» **What is being asked**
Are you able to retype all the records below exactly?

Records contained in a dataset
┌──
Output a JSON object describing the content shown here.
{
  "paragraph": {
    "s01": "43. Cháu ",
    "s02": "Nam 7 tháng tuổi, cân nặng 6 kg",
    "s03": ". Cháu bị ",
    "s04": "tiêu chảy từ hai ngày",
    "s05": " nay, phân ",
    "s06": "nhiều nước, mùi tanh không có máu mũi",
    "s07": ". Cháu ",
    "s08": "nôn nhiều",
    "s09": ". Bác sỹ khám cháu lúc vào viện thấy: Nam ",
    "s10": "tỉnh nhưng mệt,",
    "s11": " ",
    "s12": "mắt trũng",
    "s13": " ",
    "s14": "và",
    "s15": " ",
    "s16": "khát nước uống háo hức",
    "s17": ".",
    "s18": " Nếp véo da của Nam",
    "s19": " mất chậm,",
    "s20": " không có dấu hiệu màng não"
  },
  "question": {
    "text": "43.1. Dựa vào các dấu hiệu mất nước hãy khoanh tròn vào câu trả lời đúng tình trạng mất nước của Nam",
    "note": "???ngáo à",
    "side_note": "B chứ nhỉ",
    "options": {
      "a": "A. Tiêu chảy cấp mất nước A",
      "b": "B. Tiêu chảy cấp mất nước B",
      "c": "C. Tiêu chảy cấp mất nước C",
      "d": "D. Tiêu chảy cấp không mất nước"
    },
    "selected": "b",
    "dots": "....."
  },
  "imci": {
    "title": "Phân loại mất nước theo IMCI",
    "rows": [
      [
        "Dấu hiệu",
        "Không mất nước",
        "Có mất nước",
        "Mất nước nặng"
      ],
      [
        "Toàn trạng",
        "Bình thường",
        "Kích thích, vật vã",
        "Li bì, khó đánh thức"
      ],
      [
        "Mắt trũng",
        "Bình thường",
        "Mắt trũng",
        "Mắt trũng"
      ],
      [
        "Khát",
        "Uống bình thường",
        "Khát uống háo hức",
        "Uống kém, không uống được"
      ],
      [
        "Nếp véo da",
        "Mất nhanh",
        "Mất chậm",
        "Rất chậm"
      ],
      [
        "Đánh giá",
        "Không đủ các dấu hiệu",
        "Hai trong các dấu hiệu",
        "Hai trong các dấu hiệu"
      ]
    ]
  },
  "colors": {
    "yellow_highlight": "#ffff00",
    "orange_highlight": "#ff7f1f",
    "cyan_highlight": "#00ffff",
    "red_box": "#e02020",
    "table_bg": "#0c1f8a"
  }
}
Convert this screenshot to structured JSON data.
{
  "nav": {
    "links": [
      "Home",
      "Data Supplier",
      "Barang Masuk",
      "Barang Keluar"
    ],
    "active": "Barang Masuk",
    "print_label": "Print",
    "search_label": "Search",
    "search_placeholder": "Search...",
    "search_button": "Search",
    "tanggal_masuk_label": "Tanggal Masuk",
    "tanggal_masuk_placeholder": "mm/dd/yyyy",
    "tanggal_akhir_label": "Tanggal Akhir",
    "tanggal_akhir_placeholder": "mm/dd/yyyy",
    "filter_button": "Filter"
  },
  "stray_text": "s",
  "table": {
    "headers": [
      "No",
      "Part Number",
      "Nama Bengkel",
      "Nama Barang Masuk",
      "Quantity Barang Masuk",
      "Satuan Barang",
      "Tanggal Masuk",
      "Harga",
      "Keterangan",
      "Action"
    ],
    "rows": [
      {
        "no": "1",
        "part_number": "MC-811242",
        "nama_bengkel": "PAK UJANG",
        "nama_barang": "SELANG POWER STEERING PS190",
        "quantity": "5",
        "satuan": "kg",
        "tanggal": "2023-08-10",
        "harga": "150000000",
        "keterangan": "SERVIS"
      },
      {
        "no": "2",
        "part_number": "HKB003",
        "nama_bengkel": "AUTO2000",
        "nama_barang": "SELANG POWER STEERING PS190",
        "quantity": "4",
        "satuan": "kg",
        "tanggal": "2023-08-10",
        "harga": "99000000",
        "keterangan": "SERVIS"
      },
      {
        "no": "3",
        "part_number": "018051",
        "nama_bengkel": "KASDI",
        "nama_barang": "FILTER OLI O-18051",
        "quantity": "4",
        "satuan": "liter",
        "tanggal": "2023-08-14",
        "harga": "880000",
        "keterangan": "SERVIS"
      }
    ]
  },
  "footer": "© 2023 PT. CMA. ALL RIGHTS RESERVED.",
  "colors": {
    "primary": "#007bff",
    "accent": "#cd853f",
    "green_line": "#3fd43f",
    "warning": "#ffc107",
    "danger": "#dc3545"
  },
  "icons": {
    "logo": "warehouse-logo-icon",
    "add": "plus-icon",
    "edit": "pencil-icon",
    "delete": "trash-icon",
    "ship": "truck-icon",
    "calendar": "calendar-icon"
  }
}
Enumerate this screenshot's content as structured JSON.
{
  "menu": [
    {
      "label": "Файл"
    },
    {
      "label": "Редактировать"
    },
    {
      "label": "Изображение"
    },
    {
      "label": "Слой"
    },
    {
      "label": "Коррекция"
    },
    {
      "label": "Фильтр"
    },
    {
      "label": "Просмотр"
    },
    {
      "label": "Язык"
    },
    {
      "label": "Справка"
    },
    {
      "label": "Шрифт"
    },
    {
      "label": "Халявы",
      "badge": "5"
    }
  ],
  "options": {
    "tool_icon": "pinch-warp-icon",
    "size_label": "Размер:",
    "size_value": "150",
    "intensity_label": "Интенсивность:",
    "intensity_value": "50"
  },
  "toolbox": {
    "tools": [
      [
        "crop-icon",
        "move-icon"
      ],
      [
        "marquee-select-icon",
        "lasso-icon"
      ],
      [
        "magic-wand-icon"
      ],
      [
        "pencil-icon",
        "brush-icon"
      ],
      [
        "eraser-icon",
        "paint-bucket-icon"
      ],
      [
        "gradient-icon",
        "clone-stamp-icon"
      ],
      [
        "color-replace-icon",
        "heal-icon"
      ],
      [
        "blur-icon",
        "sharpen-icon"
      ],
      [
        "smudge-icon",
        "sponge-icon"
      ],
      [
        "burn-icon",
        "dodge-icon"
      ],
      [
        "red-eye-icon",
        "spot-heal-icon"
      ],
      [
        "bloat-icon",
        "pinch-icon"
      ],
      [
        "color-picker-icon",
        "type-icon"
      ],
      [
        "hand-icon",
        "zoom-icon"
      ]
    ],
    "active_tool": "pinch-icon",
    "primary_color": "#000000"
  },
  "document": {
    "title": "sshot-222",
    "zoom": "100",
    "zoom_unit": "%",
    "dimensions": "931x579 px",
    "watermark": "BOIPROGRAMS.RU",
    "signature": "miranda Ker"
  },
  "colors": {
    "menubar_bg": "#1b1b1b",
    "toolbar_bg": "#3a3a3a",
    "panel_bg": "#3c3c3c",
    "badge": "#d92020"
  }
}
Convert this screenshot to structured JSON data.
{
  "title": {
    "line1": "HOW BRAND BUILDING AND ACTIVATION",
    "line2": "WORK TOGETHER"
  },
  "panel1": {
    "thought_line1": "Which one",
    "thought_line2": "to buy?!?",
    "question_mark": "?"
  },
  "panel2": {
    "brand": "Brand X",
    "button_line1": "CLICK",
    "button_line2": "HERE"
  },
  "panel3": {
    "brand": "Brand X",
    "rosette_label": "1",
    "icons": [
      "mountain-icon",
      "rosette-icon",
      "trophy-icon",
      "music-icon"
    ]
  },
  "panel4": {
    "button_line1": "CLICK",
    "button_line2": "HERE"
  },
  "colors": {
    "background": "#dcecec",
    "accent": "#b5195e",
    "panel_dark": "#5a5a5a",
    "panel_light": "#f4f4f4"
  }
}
└──
» **Answer to this problem**
Output a JSON object describing the content shown here.
{
  "paragraph": {
    "s01": "43. Cháu ",
    "s02": "Nam 7 tháng tuổi, cân nặng 6 kg",
    "s03": ". Cháu bị ",
    "s04": "tiêu chảy từ hai ngày",
    "s05": " nay, phân ",
    "s06": "nhiều nước, mùi tanh không có máu mũi",
    "s07": ". Cháu ",
    "s08": "nôn nhiều",
    "s09": ". Bác sỹ khám cháu lúc vào viện thấy: Nam ",
    "s10": "tỉnh nhưng mệt,",
    "s11": " ",
    "s12": "mắt trũng",
    "s13": " ",
    "s14": "và",
    "s15": " ",
    "s16": "khát nước uống háo hức",
    "s17": ".",
    "s18": " Nếp véo da của Nam",
    "s19": " mất chậm,",
    "s20": " không có dấu hiệu màng não"
  },
  "question": {
    "text": "43.1. Dựa vào các dấu hiệu mất nước hãy khoanh tròn vào câu trả lời đúng tình trạng mất nước của Nam",
    "note": "???ngáo à",
    "side_note": "B chứ nhỉ",
    "options": {
      "a": "A. Tiêu chảy cấp mất nước A",
      "b": "B. Tiêu chảy cấp mất nước B",
      "c": "C. Tiêu chảy cấp mất nước C",
      "d": "D. Tiêu chảy cấp không mất nước"
    },
    "selected": "b",
    "dots": "....."
  },
  "imci": {
    "title": "Phân loại mất nước theo IMCI",
    "rows": [
      [
        "Dấu hiệu",
        "Không mất nước",
        "Có mất nước",
        "Mất nước nặng"
      ],
      [
        "Toàn trạng",
        "Bình thường",
        "Kích thích, vật vã",
        "Li bì, khó đánh thức"
      ],
      [
        "Mắt trũng",
        "Bình thường",
        "Mắt trũng",
        "Mắt trũng"
      ],
      [
        "Khát",
        "Uống bình thường",
        "Khát uống háo hức",
        "Uống kém, không uống được"
      ],
      [
        "Nếp véo da",
        "Mất nhanh",
        "Mất chậm",
        "Rất chậm"
      ],
      [
        "Đánh giá",
        "Không đủ các dấu hiệu",
        "Hai trong các dấu hiệu",
        "Hai trong các dấu hiệu"
      ]
    ]
  },
  "colors": {
    "yellow_highlight": "#ffff00",
    "orange_highlight": "#ff7f1f",
    "cyan_highlight": "#00ffff",
    "red_box": "#e02020",
    "table_bg": "#0c1f8a"
  }
}
Convert this screenshot to structured JSON data.
{
  "nav": {
    "links": [
      "Home",
      "Data Supplier",
      "Barang Masuk",
      "Barang Keluar"
    ],
    "active": "Barang Masuk",
    "print_label": "Print",
    "search_label": "Search",
    "search_placeholder": "Search...",
    "search_button": "Search",
    "tanggal_masuk_label": "Tanggal Masuk",
    "tanggal_masuk_placeholder": "mm/dd/yyyy",
    "tanggal_akhir_label": "Tanggal Akhir",
    "tanggal_akhir_placeholder": "mm/dd/yyyy",
    "filter_button": "Filter"
  },
  "stray_text": "s",
  "table": {
    "headers": [
      "No",
      "Part Number",
      "Nama Bengkel",
      "Nama Barang Masuk",
      "Quantity Barang Masuk",
      "Satuan Barang",
      "Tanggal Masuk",
      "Harga",
      "Keterangan",
      "Action"
    ],
    "rows": [
      {
        "no": "1",
        "part_number": "MC-811242",
        "nama_bengkel": "PAK UJANG",
        "nama_barang": "SELANG POWER STEERING PS190",
        "quantity": "5",
        "satuan": "kg",
        "tanggal": "2023-08-10",
        "harga": "150000000",
        "keterangan": "SERVIS"
      },
      {
        "no": "2",
        "part_number": "HKB003",
        "nama_bengkel": "AUTO2000",
        "nama_barang": "SELANG POWER STEERING PS190",
        "quantity": "4",
        "satuan": "kg",
        "tanggal": "2023-08-10",
        "harga": "99000000",
        "keterangan": "SERVIS"
      },
      {
        "no": "3",
        "part_number": "018051",
        "nama_bengkel": "KASDI",
        "nama_barang": "FILTER OLI O-18051",
        "quantity": "4",
        "satuan": "liter",
        "tanggal": "2023-08-14",
        "harga": "880000",
        "keterangan": "SERVIS"
      }
    ]
  },
  "footer": "© 2023 PT. CMA. ALL RIGHTS RESERVED.",
  "colors": {
    "primary": "#007bff",
    "accent": "#cd853f",
    "green_line": "#3fd43f",
    "warning": "#ffc107",
    "danger": "#dc3545"
  },
  "icons": {
    "logo": "warehouse-logo-icon",
    "add": "plus-icon",
    "edit": "pencil-icon",
    "delete": "trash-icon",
    "ship": "truck-icon",
    "calendar": "calendar-icon"
  }
}
Enumerate this screenshot's content as structured JSON.
{
  "menu": [
    {
      "label": "Файл"
    },
    {
      "label": "Редактировать"
    },
    {
      "label": "Изображение"
    },
    {
      "label": "Слой"
    },
    {
      "label": "Коррекция"
    },
    {
      "label": "Фильтр"
    },
    {
      "label": "Просмотр"
    },
    {
      "label": "Язык"
    },
    {
      "label": "Справка"
    },
    {
      "label": "Шрифт"
    },
    {
      "label": "Халявы",
      "badge": "5"
    }
  ],
  "options": {
    "tool_icon": "pinch-warp-icon",
    "size_label": "Размер:",
    "size_value": "150",
    "intensity_label": "Интенсивность:",
    "intensity_value": "50"
  },
  "toolbox": {
    "tools": [
      [
        "crop-icon",
        "move-icon"
      ],
      [
        "marquee-select-icon",
        "lasso-icon"
      ],
      [
        "magic-wand-icon"
      ],
      [
        "pencil-icon",
        "brush-icon"
      ],
      [
        "eraser-icon",
        "paint-bucket-icon"
      ],
      [
        "gradient-icon",
        "clone-stamp-icon"
      ],
      [
        "color-replace-icon",
        "heal-icon"
      ],
      [
        "blur-icon",
        "sharpen-icon"
      ],
      [
        "smudge-icon",
        "sponge-icon"
      ],
      [
        "burn-icon",
        "dodge-icon"
      ],
      [
        "red-eye-icon",
        "spot-heal-icon"
      ],
      [
        "bloat-icon",
        "pinch-icon"
      ],
      [
        "color-picker-icon",
        "type-icon"
      ],
      [
        "hand-icon",
        "zoom-icon"
      ]
    ],
    "active_tool": "pinch-icon",
    "primary_color": "#000000"
  },
  "document": {
    "title": "sshot-222",
    "zoom": "100",
    "zoom_unit": "%",
    "dimensions": "931x579 px",
    "watermark": "BOIPROGRAMS.RU",
    "signature": "miranda Ker"
  },
  "colors": {
    "menubar_bg": "#1b1b1b",
    "toolbar_bg": "#3a3a3a",
    "panel_bg": "#3c3c3c",
    "badge": "#d92020"
  }
}
Convert this screenshot to structured JSON data.
{
  "title": {
    "line1": "HOW BRAND BUILDING AND ACTIVATION",
    "line2": "WORK TOGETHER"
  },
  "panel1": {
    "thought_line1": "Which one",
    "thought_line2": "to buy?!?",
    "question_mark": "?"
  },
  "panel2": {
    "brand": "Brand X",
    "button_line1": "CLICK",
    "button_line2": "HERE"
  },
  "panel3": {
    "brand": "Brand X",
    "rosette_label": "1",
    "icons": [
      "mountain-icon",
      "rosette-icon",
      "trophy-icon",
      "music-icon"
    ]
  },
  "panel4": {
    "button_line1": "CLICK",
    "button_line2": "HERE"
  },
  "colors": {
    "background": "#dcecec",
    "accent": "#b5195e",
    "panel_dark": "#5a5a5a",
    "panel_light": "#f4f4f4"
  }
}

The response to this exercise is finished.